━━━━━ MATERIAL SHOWN ━━━━━

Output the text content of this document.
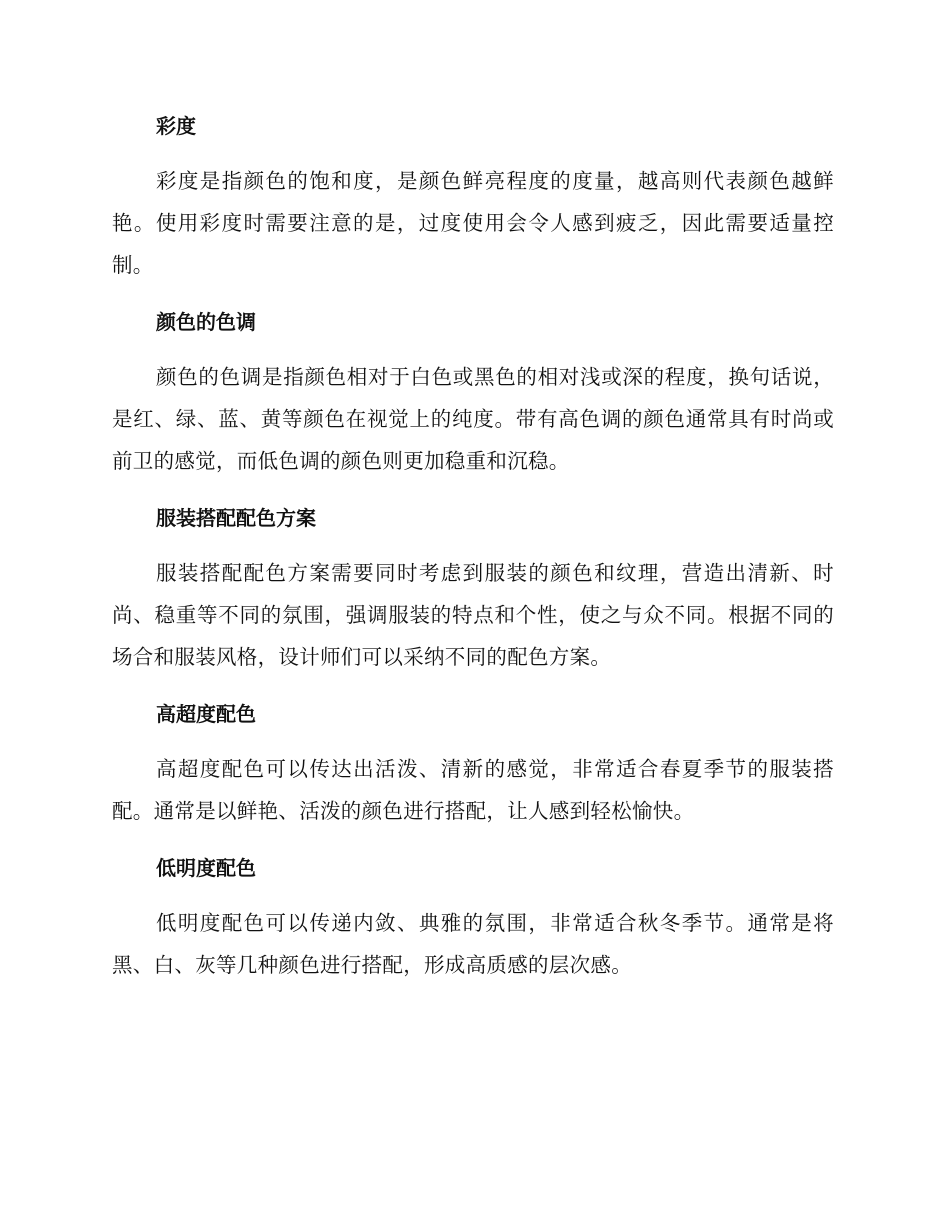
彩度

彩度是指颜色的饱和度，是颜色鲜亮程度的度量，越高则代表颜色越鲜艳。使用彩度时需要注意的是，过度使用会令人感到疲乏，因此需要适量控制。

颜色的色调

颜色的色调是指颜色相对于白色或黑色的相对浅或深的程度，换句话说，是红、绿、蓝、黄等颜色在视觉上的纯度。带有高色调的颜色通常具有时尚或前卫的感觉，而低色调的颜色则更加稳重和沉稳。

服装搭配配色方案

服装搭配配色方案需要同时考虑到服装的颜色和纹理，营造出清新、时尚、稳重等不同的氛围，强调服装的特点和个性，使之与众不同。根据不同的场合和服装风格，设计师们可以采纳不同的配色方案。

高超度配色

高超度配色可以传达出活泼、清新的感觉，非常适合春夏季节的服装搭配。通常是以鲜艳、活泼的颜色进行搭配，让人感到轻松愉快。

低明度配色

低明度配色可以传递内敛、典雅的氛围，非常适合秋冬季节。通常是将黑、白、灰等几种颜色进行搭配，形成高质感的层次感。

━━━━━

## WHAT YOU HAVE TO DO
Transcribe the whole listing exactly. Pictures are excluded.

## FINISHED EXERCISE
Output the text content of this document.
彩度

彩度是指颜色的饱和度，是颜色鲜亮程度的度量，越高则代表颜色越鲜艳。使用彩度时需要注意的是，过度使用会令人感到疲乏，因此需要适量控制。

颜色的色调

颜色的色调是指颜色相对于白色或黑色的相对浅或深的程度，换句话说，是红、绿、蓝、黄等颜色在视觉上的纯度。带有高色调的颜色通常具有时尚或前卫的感觉，而低色调的颜色则更加稳重和沉稳。

服装搭配配色方案

服装搭配配色方案需要同时考虑到服装的颜色和纹理，营造出清新、时尚、稳重等不同的氛围，强调服装的特点和个性，使之与众不同。根据不同的场合和服装风格，设计师们可以采纳不同的配色方案。

高超度配色

高超度配色可以传达出活泼、清新的感觉，非常适合春夏季节的服装搭配。通常是以鲜艳、活泼的颜色进行搭配，让人感到轻松愉快。

低明度配色

低明度配色可以传递内敛、典雅的氛围，非常适合秋冬季节。通常是将黑、白、灰等几种颜色进行搭配，形成高质感的层次感。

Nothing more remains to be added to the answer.